→ **Figure content listings**:
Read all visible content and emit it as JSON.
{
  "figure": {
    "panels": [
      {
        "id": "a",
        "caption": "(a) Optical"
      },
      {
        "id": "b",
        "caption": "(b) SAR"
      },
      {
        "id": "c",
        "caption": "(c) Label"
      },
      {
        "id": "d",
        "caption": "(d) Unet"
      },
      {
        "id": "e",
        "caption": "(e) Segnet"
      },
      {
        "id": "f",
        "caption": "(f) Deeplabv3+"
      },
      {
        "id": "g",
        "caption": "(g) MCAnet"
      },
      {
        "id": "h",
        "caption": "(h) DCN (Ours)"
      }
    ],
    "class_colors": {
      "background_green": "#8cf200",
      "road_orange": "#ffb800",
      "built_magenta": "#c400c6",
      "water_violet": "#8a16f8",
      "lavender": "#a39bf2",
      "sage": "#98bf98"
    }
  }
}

...

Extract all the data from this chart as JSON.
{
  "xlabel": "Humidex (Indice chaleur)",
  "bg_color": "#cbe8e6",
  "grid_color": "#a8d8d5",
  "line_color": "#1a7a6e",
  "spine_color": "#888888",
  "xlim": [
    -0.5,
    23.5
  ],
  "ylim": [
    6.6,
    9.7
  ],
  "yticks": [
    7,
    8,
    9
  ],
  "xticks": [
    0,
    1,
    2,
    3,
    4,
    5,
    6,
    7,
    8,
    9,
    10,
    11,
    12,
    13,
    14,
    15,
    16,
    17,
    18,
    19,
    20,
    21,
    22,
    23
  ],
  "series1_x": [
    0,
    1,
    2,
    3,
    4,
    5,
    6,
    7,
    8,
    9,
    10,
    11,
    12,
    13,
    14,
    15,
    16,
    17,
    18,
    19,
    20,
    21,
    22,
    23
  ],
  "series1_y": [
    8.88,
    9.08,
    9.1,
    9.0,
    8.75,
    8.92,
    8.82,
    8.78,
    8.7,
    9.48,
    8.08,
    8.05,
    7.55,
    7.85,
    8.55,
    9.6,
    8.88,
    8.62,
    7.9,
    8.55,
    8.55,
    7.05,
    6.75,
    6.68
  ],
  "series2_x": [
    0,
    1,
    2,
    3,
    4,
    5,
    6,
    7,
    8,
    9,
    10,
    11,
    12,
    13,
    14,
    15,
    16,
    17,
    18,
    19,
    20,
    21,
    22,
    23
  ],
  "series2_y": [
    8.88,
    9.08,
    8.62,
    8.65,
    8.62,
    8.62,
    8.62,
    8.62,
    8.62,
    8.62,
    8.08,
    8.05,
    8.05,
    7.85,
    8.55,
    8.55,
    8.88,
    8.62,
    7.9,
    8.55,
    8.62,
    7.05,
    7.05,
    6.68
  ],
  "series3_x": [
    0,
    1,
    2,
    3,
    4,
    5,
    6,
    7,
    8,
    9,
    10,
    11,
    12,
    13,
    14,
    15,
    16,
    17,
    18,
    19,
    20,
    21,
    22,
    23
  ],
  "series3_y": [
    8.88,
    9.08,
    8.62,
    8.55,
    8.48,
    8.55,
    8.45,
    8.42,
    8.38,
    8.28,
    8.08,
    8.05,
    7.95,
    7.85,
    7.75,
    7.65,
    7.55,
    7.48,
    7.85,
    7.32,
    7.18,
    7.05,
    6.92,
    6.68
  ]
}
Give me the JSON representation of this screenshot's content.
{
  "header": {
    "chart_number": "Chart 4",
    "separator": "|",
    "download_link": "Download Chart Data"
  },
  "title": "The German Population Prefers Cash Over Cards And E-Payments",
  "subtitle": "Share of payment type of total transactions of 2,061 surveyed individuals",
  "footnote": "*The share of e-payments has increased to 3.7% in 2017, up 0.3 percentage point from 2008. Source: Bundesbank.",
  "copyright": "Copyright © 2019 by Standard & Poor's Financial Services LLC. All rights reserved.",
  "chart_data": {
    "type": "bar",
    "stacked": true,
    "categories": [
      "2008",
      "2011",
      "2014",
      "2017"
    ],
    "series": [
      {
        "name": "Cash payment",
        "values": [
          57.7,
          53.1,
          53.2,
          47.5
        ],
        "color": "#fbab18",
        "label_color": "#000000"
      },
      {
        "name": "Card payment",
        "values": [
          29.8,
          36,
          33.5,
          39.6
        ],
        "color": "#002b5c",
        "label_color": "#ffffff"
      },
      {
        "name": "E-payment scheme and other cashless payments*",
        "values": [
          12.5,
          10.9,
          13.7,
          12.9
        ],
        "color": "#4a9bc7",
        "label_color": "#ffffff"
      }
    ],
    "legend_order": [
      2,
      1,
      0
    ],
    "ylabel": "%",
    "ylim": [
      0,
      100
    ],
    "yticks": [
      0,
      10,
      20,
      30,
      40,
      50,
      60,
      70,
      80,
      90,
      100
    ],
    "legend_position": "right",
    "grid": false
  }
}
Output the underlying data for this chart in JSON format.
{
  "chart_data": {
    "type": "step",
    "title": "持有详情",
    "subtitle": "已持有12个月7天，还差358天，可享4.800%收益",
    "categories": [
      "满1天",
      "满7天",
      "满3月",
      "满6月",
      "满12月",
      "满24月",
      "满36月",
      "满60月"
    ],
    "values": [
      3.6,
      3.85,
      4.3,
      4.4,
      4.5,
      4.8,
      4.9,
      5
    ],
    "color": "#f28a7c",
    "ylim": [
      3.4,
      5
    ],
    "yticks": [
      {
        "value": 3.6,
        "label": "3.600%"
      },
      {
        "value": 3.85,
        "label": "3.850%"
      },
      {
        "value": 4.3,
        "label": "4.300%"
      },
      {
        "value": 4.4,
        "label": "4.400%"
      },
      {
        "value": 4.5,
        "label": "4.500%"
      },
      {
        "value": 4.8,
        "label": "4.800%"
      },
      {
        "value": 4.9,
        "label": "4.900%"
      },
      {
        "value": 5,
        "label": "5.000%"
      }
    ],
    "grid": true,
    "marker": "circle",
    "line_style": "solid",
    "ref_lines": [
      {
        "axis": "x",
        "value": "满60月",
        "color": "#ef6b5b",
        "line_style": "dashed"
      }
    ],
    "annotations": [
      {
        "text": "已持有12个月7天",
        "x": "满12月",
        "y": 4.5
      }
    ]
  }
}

...

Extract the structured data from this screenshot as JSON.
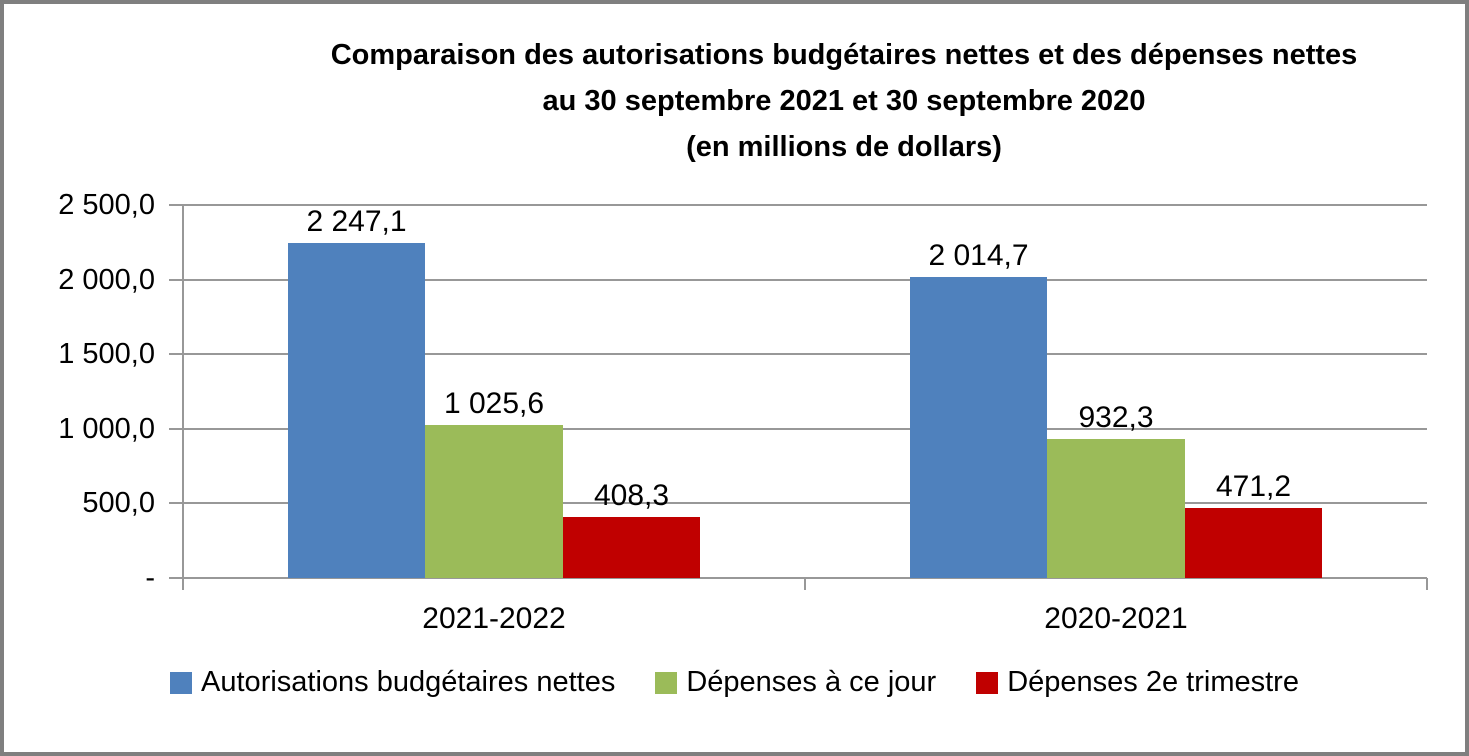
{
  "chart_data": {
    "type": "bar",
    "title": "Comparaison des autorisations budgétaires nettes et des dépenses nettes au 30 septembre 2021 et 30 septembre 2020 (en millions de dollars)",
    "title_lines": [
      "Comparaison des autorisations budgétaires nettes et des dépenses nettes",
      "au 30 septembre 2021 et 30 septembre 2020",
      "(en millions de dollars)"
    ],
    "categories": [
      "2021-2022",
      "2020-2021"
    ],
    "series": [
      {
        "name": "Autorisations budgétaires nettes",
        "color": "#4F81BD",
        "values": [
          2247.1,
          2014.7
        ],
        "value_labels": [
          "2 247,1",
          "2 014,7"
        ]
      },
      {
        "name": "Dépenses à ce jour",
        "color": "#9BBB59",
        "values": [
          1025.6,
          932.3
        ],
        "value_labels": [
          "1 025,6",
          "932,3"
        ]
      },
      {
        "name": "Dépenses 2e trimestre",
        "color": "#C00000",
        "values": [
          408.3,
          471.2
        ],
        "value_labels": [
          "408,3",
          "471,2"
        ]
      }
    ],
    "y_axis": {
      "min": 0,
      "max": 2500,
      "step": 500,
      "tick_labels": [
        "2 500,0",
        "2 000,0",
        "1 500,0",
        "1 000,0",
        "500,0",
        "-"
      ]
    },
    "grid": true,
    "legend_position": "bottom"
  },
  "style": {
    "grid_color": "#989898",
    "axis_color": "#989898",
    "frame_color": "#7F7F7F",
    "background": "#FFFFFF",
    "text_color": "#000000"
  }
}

→ **Your goal**:
Take every line above carrying "from" and return it.

→ **The response**:
Extract all the data from this chart as JSON.
  "footnote": "*The share of e-payments has increased to 3.7% in 2017, up 0.3 percentage point from 2008. Source: Bundesbank.",
Extract the structured data from this screenshot as JSON.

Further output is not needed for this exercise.